* **Objective**:
Repeat each line of the material exactly.

* **Records for processing**:
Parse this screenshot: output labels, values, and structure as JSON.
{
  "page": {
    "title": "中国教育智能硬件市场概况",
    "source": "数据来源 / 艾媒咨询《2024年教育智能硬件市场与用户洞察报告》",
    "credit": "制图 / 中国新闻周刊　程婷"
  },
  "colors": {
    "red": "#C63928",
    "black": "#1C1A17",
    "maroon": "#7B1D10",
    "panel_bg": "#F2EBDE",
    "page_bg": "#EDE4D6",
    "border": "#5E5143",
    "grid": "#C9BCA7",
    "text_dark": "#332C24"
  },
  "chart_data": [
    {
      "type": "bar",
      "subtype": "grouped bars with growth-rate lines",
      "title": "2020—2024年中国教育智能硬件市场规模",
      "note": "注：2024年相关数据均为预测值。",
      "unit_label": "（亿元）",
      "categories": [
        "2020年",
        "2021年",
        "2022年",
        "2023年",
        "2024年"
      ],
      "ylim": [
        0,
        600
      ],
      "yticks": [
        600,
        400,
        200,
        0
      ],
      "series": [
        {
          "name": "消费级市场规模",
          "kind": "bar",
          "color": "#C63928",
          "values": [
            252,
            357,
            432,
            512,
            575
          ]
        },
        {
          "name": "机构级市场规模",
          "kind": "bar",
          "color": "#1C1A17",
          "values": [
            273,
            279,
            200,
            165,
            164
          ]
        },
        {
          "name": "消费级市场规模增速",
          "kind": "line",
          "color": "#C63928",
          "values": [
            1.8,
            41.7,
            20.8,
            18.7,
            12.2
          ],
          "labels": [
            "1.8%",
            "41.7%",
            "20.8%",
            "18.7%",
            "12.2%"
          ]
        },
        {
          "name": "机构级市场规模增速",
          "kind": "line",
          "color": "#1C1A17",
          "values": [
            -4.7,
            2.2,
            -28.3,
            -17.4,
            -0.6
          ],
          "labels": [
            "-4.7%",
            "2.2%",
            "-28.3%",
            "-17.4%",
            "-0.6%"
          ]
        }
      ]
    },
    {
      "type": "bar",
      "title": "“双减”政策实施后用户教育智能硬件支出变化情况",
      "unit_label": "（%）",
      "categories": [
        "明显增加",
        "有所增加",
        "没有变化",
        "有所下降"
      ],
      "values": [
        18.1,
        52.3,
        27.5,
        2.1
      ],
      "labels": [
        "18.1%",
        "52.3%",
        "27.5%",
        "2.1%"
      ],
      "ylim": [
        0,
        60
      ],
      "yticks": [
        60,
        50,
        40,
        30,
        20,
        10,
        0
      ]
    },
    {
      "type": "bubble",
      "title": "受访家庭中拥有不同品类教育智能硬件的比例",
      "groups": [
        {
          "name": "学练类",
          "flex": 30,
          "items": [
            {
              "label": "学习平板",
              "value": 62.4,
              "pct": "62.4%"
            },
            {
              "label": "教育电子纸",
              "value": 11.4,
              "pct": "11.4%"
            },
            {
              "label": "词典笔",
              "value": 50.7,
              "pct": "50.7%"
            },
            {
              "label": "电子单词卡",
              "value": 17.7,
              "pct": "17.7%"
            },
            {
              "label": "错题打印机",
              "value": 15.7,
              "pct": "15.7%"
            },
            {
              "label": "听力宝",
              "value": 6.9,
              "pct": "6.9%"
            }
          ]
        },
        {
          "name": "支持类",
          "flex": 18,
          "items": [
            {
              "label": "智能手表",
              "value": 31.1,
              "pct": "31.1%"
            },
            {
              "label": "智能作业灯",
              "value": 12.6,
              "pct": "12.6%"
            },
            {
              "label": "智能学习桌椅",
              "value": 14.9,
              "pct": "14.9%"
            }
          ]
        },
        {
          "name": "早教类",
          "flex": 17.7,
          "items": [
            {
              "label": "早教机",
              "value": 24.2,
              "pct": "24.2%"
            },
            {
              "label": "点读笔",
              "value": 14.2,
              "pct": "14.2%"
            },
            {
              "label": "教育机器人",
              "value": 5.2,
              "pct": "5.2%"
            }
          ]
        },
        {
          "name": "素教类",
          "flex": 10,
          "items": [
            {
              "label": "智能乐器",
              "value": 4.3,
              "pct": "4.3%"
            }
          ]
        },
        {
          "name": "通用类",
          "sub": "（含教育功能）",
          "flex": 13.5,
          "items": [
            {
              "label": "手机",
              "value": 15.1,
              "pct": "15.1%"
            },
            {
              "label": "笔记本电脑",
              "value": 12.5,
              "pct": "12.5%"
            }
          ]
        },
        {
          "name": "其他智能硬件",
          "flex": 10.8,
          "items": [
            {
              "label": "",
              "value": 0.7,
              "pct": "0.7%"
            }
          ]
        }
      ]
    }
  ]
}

* **Completed task**:
Parse this screenshot: output labels, values, and structure as JSON.
{
  "page": {
    "title": "中国教育智能硬件市场概况",
    "source": "数据来源 / 艾媒咨询《2024年教育智能硬件市场与用户洞察报告》",
    "credit": "制图 / 中国新闻周刊　程婷"
  },
  "colors": {
    "red": "#C63928",
    "black": "#1C1A17",
    "maroon": "#7B1D10",
    "panel_bg": "#F2EBDE",
    "page_bg": "#EDE4D6",
    "border": "#5E5143",
    "grid": "#C9BCA7",
    "text_dark": "#332C24"
  },
  "chart_data": [
    {
      "type": "bar",
      "subtype": "grouped bars with growth-rate lines",
      "title": "2020—2024年中国教育智能硬件市场规模",
      "note": "注：2024年相关数据均为预测值。",
      "unit_label": "（亿元）",
      "categories": [
        "2020年",
        "2021年",
        "2022年",
        "2023年",
        "2024年"
      ],
      "ylim": [
        0,
        600
      ],
      "yticks": [
        600,
        400,
        200,
        0
      ],
      "series": [
        {
          "name": "消费级市场规模",
          "kind": "bar",
          "color": "#C63928",
          "values": [
            252,
            357,
            432,
            512,
            575
          ]
        },
        {
          "name": "机构级市场规模",
          "kind": "bar",
          "color": "#1C1A17",
          "values": [
            273,
            279,
            200,
            165,
            164
          ]
        },
        {
          "name": "消费级市场规模增速",
          "kind": "line",
          "color": "#C63928",
          "values": [
            1.8,
            41.7,
            20.8,
            18.7,
            12.2
          ],
          "labels": [
            "1.8%",
            "41.7%",
            "20.8%",
            "18.7%",
            "12.2%"
          ]
        },
        {
          "name": "机构级市场规模增速",
          "kind": "line",
          "color": "#1C1A17",
          "values": [
            -4.7,
            2.2,
            -28.3,
            -17.4,
            -0.6
          ],
          "labels": [
            "-4.7%",
            "2.2%",
            "-28.3%",
            "-17.4%",
            "-0.6%"
          ]
        }
      ]
    },
    {
      "type": "bar",
      "title": "“双减”政策实施后用户教育智能硬件支出变化情况",
      "unit_label": "（%）",
      "categories": [
        "明显增加",
        "有所增加",
        "没有变化",
        "有所下降"
      ],
      "values": [
        18.1,
        52.3,
        27.5,
        2.1
      ],
      "labels": [
        "18.1%",
        "52.3%",
        "27.5%",
        "2.1%"
      ],
      "ylim": [
        0,
        60
      ],
      "yticks": [
        60,
        50,
        40,
        30,
        20,
        10,
        0
      ]
    },
    {
      "type": "bubble",
      "title": "受访家庭中拥有不同品类教育智能硬件的比例",
      "groups": [
        {
          "name": "学练类",
          "flex": 30,
          "items": [
            {
              "label": "学习平板",
              "value": 62.4,
              "pct": "62.4%"
            },
            {
              "label": "教育电子纸",
              "value": 11.4,
              "pct": "11.4%"
            },
            {
              "label": "词典笔",
              "value": 50.7,
              "pct": "50.7%"
            },
            {
              "label": "电子单词卡",
              "value": 17.7,
              "pct": "17.7%"
            },
            {
              "label": "错题打印机",
              "value": 15.7,
              "pct": "15.7%"
            },
            {
              "label": "听力宝",
              "value": 6.9,
              "pct": "6.9%"
            }
          ]
        },
        {
          "name": "支持类",
          "flex": 18,
          "items": [
            {
              "label": "智能手表",
              "value": 31.1,
              "pct": "31.1%"
            },
            {
              "label": "智能作业灯",
              "value": 12.6,
              "pct": "12.6%"
            },
            {
              "label": "智能学习桌椅",
              "value": 14.9,
              "pct": "14.9%"
            }
          ]
        },
        {
          "name": "早教类",
          "flex": 17.7,
          "items": [
            {
              "label": "早教机",
              "value": 24.2,
              "pct": "24.2%"
            },
            {
              "label": "点读笔",
              "value": 14.2,
              "pct": "14.2%"
            },
            {
              "label": "教育机器人",
              "value": 5.2,
              "pct": "5.2%"
            }
          ]
        },
        {
          "name": "素教类",
          "flex": 10,
          "items": [
            {
              "label": "智能乐器",
              "value": 4.3,
              "pct": "4.3%"
            }
          ]
        },
        {
          "name": "通用类",
          "sub": "（含教育功能）",
          "flex": 13.5,
          "items": [
            {
              "label": "手机",
              "value": 15.1,
              "pct": "15.1%"
            },
            {
              "label": "笔记本电脑",
              "value": 12.5,
              "pct": "12.5%"
            }
          ]
        },
        {
          "name": "其他智能硬件",
          "flex": 10.8,
          "items": [
            {
              "label": "",
              "value": 0.7,
              "pct": "0.7%"
            }
          ]
        }
      ]
    }
  ]
}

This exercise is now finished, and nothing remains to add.